**Goal:**
Make an exact transcription of the material, leaving out all images.

[Data listing]
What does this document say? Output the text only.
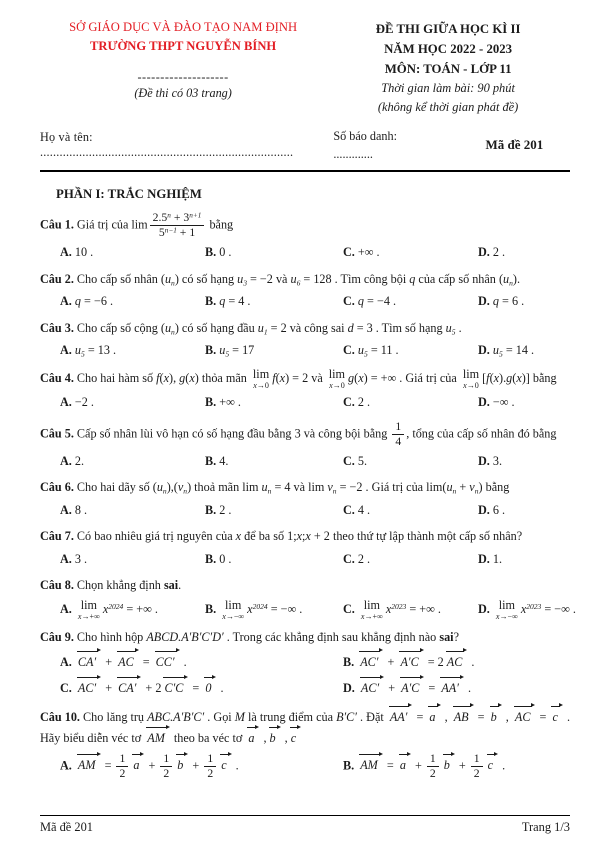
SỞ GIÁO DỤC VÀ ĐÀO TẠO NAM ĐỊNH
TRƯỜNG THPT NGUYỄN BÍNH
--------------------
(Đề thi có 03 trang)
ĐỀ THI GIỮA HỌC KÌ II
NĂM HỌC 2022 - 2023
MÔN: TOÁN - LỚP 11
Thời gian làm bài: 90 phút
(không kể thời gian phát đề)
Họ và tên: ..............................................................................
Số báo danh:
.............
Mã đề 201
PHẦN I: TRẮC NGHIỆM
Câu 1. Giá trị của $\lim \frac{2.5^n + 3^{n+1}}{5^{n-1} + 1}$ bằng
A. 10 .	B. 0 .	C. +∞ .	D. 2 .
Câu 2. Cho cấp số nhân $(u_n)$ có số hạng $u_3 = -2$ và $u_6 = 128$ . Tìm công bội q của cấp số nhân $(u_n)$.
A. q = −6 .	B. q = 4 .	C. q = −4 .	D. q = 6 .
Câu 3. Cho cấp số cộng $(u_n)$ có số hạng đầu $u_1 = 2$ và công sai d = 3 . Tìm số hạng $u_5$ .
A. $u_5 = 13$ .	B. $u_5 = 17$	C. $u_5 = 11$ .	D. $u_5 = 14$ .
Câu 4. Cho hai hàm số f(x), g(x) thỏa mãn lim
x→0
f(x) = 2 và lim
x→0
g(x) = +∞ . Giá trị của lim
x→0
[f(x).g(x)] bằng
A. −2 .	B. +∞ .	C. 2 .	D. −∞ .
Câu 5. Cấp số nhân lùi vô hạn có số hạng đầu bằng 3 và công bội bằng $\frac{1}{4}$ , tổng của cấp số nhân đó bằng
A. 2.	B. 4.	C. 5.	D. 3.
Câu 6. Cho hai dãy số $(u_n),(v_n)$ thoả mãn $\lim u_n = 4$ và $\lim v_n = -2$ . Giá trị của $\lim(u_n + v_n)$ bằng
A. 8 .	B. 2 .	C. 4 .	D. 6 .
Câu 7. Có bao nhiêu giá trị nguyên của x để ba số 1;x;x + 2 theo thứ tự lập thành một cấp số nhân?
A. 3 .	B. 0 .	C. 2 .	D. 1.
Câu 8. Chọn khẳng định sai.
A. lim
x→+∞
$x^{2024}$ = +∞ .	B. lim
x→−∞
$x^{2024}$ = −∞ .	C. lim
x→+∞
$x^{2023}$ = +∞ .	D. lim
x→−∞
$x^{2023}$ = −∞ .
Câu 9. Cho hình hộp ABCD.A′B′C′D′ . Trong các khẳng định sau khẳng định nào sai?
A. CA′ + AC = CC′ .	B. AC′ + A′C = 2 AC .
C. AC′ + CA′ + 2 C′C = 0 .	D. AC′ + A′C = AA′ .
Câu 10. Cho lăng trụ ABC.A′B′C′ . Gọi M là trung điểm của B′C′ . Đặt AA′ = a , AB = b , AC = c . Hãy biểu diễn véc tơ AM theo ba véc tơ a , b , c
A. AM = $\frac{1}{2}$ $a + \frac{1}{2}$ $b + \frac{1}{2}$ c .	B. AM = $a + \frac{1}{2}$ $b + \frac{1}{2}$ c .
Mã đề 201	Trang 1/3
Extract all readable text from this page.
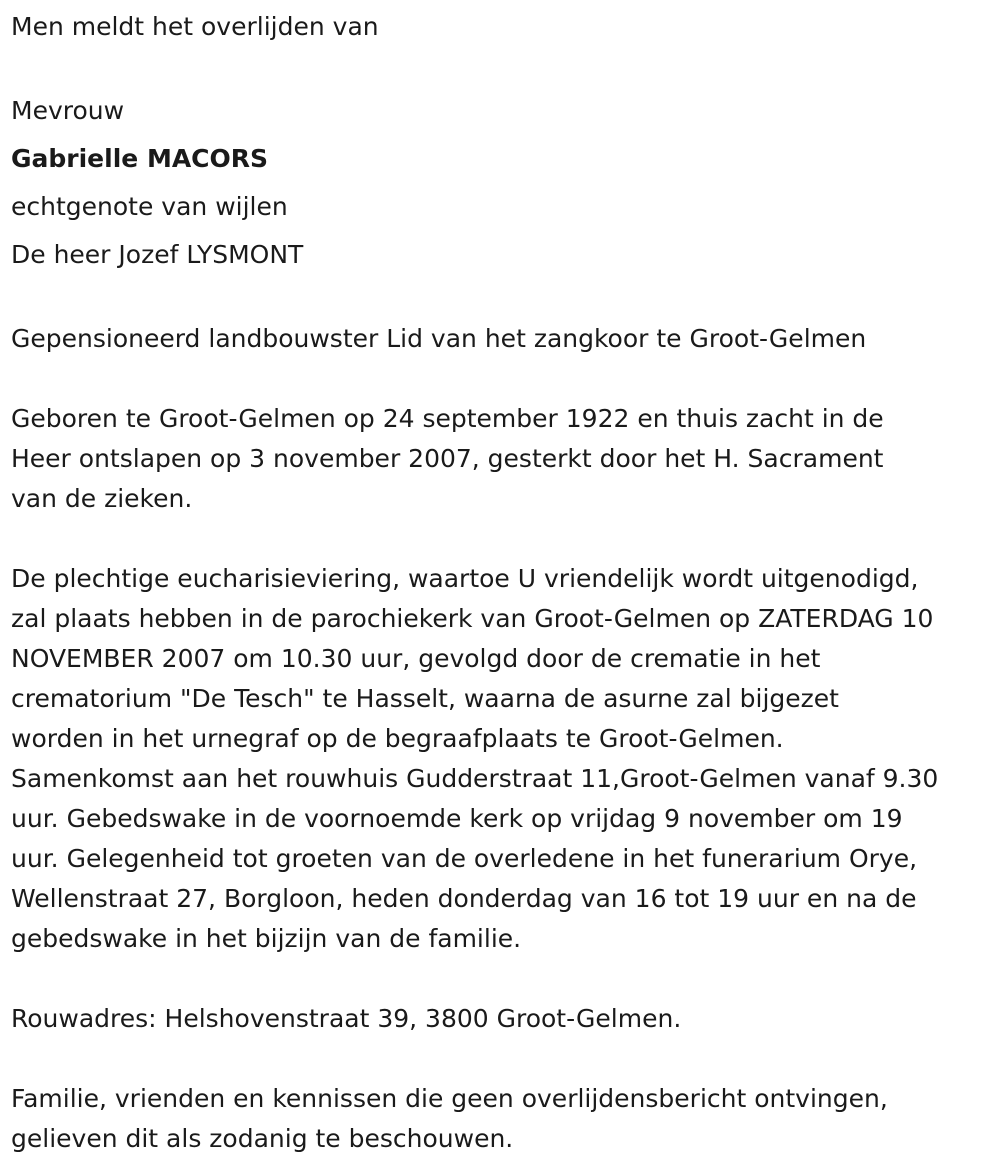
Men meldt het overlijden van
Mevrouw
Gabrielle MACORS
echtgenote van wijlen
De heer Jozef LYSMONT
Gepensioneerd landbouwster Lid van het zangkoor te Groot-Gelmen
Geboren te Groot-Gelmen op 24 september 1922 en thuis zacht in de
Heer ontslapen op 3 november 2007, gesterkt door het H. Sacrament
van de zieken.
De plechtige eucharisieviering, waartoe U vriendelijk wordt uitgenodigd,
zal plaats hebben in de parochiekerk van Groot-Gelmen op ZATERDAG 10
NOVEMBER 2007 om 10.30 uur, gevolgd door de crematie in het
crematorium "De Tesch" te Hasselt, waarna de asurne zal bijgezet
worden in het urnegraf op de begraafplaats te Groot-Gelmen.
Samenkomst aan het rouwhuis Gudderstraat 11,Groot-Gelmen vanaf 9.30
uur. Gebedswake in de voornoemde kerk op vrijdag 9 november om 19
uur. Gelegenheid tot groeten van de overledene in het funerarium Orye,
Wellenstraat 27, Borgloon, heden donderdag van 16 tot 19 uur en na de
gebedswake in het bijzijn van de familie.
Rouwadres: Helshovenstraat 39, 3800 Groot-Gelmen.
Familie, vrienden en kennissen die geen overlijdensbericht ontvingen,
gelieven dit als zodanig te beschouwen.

**Full solution:**
What does this document say? Output the text only.
SỞ GIÁO DỤC VÀ ĐÀO TẠO NAM ĐỊNH
TRƯỜNG THPT NGUYỄN BÍNH
--------------------
(Đề thi có 03 trang)
ĐỀ THI GIỮA HỌC KÌ II
NĂM HỌC 2022 - 2023
MÔN: TOÁN - LỚP 11
Thời gian làm bài: 90 phút
(không kể thời gian phát đề)
Họ và tên: ..............................................................................
Số báo danh:
.............
Mã đề 201
PHẦN I: TRẮC NGHIỆM
Câu 1. Giá trị của $\lim \frac{2.5^n + 3^{n+1}}{5^{n-1} + 1}$ bằng
A. 10 .	B. 0 .	C. +∞ .	D. 2 .
Câu 2. Cho cấp số nhân $(u_n)$ có số hạng $u_3 = -2$ và $u_6 = 128$ . Tìm công bội q của cấp số nhân $(u_n)$.
A. q = −6 .	B. q = 4 .	C. q = −4 .	D. q = 6 .
Câu 3. Cho cấp số cộng $(u_n)$ có số hạng đầu $u_1 = 2$ và công sai d = 3 . Tìm số hạng $u_5$ .
A. $u_5 = 13$ .	B. $u_5 = 17$	C. $u_5 = 11$ .	D. $u_5 = 14$ .
Câu 4. Cho hai hàm số f(x), g(x) thỏa mãn lim
x→0
f(x) = 2 và lim
x→0
g(x) = +∞ . Giá trị của lim
x→0
[f(x).g(x)] bằng
A. −2 .	B. +∞ .	C. 2 .	D. −∞ .
Câu 5. Cấp số nhân lùi vô hạn có số hạng đầu bằng 3 và công bội bằng $\frac{1}{4}$ , tổng của cấp số nhân đó bằng
A. 2.	B. 4.	C. 5.	D. 3.
Câu 6. Cho hai dãy số $(u_n),(v_n)$ thoả mãn $\lim u_n = 4$ và $\lim v_n = -2$ . Giá trị của $\lim(u_n + v_n)$ bằng
A. 8 .	B. 2 .	C. 4 .	D. 6 .
Câu 7. Có bao nhiêu giá trị nguyên của x để ba số 1;x;x + 2 theo thứ tự lập thành một cấp số nhân?
A. 3 .	B. 0 .	C. 2 .	D. 1.
Câu 8. Chọn khẳng định sai.
A. lim
x→+∞
$x^{2024}$ = +∞ .	B. lim
x→−∞
$x^{2024}$ = −∞ .	C. lim
x→+∞
$x^{2023}$ = +∞ .	D. lim
x→−∞
$x^{2023}$ = −∞ .
Câu 9. Cho hình hộp ABCD.A′B′C′D′ . Trong các khẳng định sau khẳng định nào sai?
A. CA′ + AC = CC′ .	B. AC′ + A′C = 2 AC .
C. AC′ + CA′ + 2 C′C = 0 .	D. AC′ + A′C = AA′ .
Câu 10. Cho lăng trụ ABC.A′B′C′ . Gọi M là trung điểm của B′C′ . Đặt AA′ = a , AB = b , AC = c . Hãy biểu diễn véc tơ AM theo ba véc tơ a , b , c
A. AM = $\frac{1}{2}$ $a + \frac{1}{2}$ $b + \frac{1}{2}$ c .	B. AM = $a + \frac{1}{2}$ $b + \frac{1}{2}$ c .
Mã đề 201	Trang 1/3
Extract all readable text from this page.
Men meldt het overlijden van
Mevrouw
Gabrielle MACORS
echtgenote van wijlen
De heer Jozef LYSMONT
Gepensioneerd landbouwster Lid van het zangkoor te Groot-Gelmen
Geboren te Groot-Gelmen op 24 september 1922 en thuis zacht in de
Heer ontslapen op 3 november 2007, gesterkt door het H. Sacrament
van de zieken.
De plechtige eucharisieviering, waartoe U vriendelijk wordt uitgenodigd,
zal plaats hebben in de parochiekerk van Groot-Gelmen op ZATERDAG 10
NOVEMBER 2007 om 10.30 uur, gevolgd door de crematie in het
crematorium "De Tesch" te Hasselt, waarna de asurne zal bijgezet
worden in het urnegraf op de begraafplaats te Groot-Gelmen.
Samenkomst aan het rouwhuis Gudderstraat 11,Groot-Gelmen vanaf 9.30
uur. Gebedswake in de voornoemde kerk op vrijdag 9 november om 19
uur. Gelegenheid tot groeten van de overledene in het funerarium Orye,
Wellenstraat 27, Borgloon, heden donderdag van 16 tot 19 uur en na de
gebedswake in het bijzijn van de familie.
Rouwadres: Helshovenstraat 39, 3800 Groot-Gelmen.
Familie, vrienden en kennissen die geen overlijdensbericht ontvingen,
gelieven dit als zodanig te beschouwen.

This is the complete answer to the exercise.